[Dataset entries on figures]
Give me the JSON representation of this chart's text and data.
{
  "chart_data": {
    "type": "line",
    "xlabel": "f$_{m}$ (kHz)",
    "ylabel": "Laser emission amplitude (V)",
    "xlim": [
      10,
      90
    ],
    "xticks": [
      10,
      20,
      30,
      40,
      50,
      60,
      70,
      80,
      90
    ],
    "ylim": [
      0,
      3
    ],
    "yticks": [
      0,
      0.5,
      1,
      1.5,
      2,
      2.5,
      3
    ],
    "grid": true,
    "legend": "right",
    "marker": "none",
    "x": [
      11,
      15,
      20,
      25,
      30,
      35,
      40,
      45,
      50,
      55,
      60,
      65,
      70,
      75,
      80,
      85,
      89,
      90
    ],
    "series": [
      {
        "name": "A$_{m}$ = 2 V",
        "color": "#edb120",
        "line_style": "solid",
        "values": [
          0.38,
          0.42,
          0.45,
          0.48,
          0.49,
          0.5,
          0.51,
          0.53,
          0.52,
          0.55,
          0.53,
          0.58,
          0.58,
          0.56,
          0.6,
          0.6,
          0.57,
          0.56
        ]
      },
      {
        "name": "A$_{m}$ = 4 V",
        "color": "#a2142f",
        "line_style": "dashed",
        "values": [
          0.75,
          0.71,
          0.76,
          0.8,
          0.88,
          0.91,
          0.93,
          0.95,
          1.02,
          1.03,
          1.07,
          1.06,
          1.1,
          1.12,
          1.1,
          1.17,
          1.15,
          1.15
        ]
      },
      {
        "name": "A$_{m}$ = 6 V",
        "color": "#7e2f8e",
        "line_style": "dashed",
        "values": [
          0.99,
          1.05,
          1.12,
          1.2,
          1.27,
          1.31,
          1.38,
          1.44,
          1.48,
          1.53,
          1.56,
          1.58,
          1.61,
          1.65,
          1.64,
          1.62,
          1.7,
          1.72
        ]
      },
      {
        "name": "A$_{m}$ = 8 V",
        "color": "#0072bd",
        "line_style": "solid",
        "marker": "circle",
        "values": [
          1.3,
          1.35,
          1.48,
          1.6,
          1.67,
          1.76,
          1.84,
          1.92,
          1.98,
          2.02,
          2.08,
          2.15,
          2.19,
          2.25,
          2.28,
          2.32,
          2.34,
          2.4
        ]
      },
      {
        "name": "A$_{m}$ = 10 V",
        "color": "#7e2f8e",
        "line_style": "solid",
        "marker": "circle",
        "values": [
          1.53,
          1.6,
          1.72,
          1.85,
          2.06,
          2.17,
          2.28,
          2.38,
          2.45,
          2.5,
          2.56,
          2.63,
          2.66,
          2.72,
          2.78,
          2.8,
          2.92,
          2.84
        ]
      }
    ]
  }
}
* * *
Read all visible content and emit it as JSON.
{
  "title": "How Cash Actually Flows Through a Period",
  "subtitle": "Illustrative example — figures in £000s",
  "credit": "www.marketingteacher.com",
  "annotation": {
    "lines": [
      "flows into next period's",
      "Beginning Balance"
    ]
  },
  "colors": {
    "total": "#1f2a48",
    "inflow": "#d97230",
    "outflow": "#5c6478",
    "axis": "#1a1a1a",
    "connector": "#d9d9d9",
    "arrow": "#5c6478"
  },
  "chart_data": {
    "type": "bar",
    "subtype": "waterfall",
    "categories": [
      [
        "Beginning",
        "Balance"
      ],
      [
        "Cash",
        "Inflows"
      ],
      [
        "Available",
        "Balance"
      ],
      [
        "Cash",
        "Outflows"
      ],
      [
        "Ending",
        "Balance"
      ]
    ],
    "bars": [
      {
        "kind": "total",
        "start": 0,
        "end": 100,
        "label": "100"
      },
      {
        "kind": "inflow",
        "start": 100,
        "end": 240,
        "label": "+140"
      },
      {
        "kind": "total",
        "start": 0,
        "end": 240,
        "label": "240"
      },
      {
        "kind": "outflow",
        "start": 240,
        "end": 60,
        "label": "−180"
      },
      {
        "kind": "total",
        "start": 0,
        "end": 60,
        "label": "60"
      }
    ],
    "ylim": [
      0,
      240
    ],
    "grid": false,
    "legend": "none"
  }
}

[Set exercise] From the entries, report each line that includes the word "JSON".

[Written solution]
Give me the JSON representation of this chart's text and data.
Read all visible content and emit it as JSON.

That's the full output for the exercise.